**PROBLEM STATEMENT**
Provide the data again in its entirety, exactly as given.

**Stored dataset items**
= = = =

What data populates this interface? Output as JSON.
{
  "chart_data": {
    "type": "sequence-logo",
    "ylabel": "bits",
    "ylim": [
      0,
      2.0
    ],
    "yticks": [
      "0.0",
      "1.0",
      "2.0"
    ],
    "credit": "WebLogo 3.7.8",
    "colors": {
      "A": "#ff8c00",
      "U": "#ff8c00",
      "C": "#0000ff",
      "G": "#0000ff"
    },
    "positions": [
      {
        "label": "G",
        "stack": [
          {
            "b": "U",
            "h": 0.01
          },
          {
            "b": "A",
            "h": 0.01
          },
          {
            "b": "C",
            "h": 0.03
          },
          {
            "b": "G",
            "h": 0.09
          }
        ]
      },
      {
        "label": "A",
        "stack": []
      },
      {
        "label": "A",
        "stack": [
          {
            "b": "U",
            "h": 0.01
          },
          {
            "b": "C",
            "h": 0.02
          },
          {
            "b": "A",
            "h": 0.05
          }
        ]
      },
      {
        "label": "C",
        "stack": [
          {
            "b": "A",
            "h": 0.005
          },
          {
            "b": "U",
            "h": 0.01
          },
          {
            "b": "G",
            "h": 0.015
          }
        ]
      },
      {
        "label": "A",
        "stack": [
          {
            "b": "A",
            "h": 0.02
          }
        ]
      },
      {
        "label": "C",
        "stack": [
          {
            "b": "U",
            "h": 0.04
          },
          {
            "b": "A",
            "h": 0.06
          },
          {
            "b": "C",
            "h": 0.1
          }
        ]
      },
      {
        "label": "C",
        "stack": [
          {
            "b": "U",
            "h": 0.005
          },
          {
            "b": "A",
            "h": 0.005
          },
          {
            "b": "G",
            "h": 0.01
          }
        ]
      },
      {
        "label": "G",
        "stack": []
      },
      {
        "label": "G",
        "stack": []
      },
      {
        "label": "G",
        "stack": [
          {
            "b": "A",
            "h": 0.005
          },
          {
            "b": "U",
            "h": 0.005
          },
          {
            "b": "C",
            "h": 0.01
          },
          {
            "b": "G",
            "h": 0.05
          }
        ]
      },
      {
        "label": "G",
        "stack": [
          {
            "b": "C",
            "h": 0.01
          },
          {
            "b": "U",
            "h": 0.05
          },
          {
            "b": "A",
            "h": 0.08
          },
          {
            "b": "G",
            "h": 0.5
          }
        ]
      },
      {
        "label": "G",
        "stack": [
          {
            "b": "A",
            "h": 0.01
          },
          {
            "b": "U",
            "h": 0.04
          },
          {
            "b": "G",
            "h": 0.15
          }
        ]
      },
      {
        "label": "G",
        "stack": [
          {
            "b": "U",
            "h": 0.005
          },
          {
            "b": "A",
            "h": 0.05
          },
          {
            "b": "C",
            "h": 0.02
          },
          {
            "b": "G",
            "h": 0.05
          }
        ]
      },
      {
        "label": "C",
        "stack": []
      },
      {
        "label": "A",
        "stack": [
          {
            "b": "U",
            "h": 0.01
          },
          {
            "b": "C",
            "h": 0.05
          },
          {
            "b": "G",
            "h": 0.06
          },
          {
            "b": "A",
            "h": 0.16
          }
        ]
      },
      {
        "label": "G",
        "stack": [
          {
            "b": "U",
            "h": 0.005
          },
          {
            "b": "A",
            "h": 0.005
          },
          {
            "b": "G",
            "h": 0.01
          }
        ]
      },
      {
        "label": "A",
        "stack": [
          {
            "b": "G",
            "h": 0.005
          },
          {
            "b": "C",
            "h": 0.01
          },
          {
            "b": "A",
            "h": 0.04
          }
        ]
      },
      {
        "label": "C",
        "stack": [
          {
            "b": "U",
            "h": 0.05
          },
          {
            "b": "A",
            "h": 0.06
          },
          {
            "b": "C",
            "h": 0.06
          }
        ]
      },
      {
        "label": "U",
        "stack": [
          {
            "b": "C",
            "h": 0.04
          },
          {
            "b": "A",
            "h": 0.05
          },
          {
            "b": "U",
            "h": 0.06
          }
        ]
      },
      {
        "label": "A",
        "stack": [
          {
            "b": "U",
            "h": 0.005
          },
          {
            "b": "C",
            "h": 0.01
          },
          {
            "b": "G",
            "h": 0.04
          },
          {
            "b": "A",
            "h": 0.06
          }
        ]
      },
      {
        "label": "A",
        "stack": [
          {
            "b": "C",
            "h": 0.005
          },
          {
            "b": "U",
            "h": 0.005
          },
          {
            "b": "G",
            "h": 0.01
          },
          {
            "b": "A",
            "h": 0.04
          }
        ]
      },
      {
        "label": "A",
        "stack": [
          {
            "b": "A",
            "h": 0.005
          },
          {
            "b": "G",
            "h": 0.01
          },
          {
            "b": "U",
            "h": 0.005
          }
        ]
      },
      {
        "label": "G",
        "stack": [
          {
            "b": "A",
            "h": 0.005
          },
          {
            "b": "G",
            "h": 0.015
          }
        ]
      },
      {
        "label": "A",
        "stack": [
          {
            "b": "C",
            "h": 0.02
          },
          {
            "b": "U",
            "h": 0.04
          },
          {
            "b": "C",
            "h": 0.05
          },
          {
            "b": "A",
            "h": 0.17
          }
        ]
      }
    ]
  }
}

= = = =

**SOLUTION FOR THIS TASK**
What data populates this interface? Output as JSON.
{
  "chart_data": {
    "type": "sequence-logo",
    "ylabel": "bits",
    "ylim": [
      0,
      2.0
    ],
    "yticks": [
      "0.0",
      "1.0",
      "2.0"
    ],
    "credit": "WebLogo 3.7.8",
    "colors": {
      "A": "#ff8c00",
      "U": "#ff8c00",
      "C": "#0000ff",
      "G": "#0000ff"
    },
    "positions": [
      {
        "label": "G",
        "stack": [
          {
            "b": "U",
            "h": 0.01
          },
          {
            "b": "A",
            "h": 0.01
          },
          {
            "b": "C",
            "h": 0.03
          },
          {
            "b": "G",
            "h": 0.09
          }
        ]
      },
      {
        "label": "A",
        "stack": []
      },
      {
        "label": "A",
        "stack": [
          {
            "b": "U",
            "h": 0.01
          },
          {
            "b": "C",
            "h": 0.02
          },
          {
            "b": "A",
            "h": 0.05
          }
        ]
      },
      {
        "label": "C",
        "stack": [
          {
            "b": "A",
            "h": 0.005
          },
          {
            "b": "U",
            "h": 0.01
          },
          {
            "b": "G",
            "h": 0.015
          }
        ]
      },
      {
        "label": "A",
        "stack": [
          {
            "b": "A",
            "h": 0.02
          }
        ]
      },
      {
        "label": "C",
        "stack": [
          {
            "b": "U",
            "h": 0.04
          },
          {
            "b": "A",
            "h": 0.06
          },
          {
            "b": "C",
            "h": 0.1
          }
        ]
      },
      {
        "label": "C",
        "stack": [
          {
            "b": "U",
            "h": 0.005
          },
          {
            "b": "A",
            "h": 0.005
          },
          {
            "b": "G",
            "h": 0.01
          }
        ]
      },
      {
        "label": "G",
        "stack": []
      },
      {
        "label": "G",
        "stack": []
      },
      {
        "label": "G",
        "stack": [
          {
            "b": "A",
            "h": 0.005
          },
          {
            "b": "U",
            "h": 0.005
          },
          {
            "b": "C",
            "h": 0.01
          },
          {
            "b": "G",
            "h": 0.05
          }
        ]
      },
      {
        "label": "G",
        "stack": [
          {
            "b": "C",
            "h": 0.01
          },
          {
            "b": "U",
            "h": 0.05
          },
          {
            "b": "A",
            "h": 0.08
          },
          {
            "b": "G",
            "h": 0.5
          }
        ]
      },
      {
        "label": "G",
        "stack": [
          {
            "b": "A",
            "h": 0.01
          },
          {
            "b": "U",
            "h": 0.04
          },
          {
            "b": "G",
            "h": 0.15
          }
        ]
      },
      {
        "label": "G",
        "stack": [
          {
            "b": "U",
            "h": 0.005
          },
          {
            "b": "A",
            "h": 0.05
          },
          {
            "b": "C",
            "h": 0.02
          },
          {
            "b": "G",
            "h": 0.05
          }
        ]
      },
      {
        "label": "C",
        "stack": []
      },
      {
        "label": "A",
        "stack": [
          {
            "b": "U",
            "h": 0.01
          },
          {
            "b": "C",
            "h": 0.05
          },
          {
            "b": "G",
            "h": 0.06
          },
          {
            "b": "A",
            "h": 0.16
          }
        ]
      },
      {
        "label": "G",
        "stack": [
          {
            "b": "U",
            "h": 0.005
          },
          {
            "b": "A",
            "h": 0.005
          },
          {
            "b": "G",
            "h": 0.01
          }
        ]
      },
      {
        "label": "A",
        "stack": [
          {
            "b": "G",
            "h": 0.005
          },
          {
            "b": "C",
            "h": 0.01
          },
          {
            "b": "A",
            "h": 0.04
          }
        ]
      },
      {
        "label": "C",
        "stack": [
          {
            "b": "U",
            "h": 0.05
          },
          {
            "b": "A",
            "h": 0.06
          },
          {
            "b": "C",
            "h": 0.06
          }
        ]
      },
      {
        "label": "U",
        "stack": [
          {
            "b": "C",
            "h": 0.04
          },
          {
            "b": "A",
            "h": 0.05
          },
          {
            "b": "U",
            "h": 0.06
          }
        ]
      },
      {
        "label": "A",
        "stack": [
          {
            "b": "U",
            "h": 0.005
          },
          {
            "b": "C",
            "h": 0.01
          },
          {
            "b": "G",
            "h": 0.04
          },
          {
            "b": "A",
            "h": 0.06
          }
        ]
      },
      {
        "label": "A",
        "stack": [
          {
            "b": "C",
            "h": 0.005
          },
          {
            "b": "U",
            "h": 0.005
          },
          {
            "b": "G",
            "h": 0.01
          },
          {
            "b": "A",
            "h": 0.04
          }
        ]
      },
      {
        "label": "A",
        "stack": [
          {
            "b": "A",
            "h": 0.005
          },
          {
            "b": "G",
            "h": 0.01
          },
          {
            "b": "U",
            "h": 0.005
          }
        ]
      },
      {
        "label": "G",
        "stack": [
          {
            "b": "A",
            "h": 0.005
          },
          {
            "b": "G",
            "h": 0.015
          }
        ]
      },
      {
        "label": "A",
        "stack": [
          {
            "b": "C",
            "h": 0.02
          },
          {
            "b": "U",
            "h": 0.04
          },
          {
            "b": "C",
            "h": 0.05
          },
          {
            "b": "A",
            "h": 0.17
          }
        ]
      }
    ]
  }
}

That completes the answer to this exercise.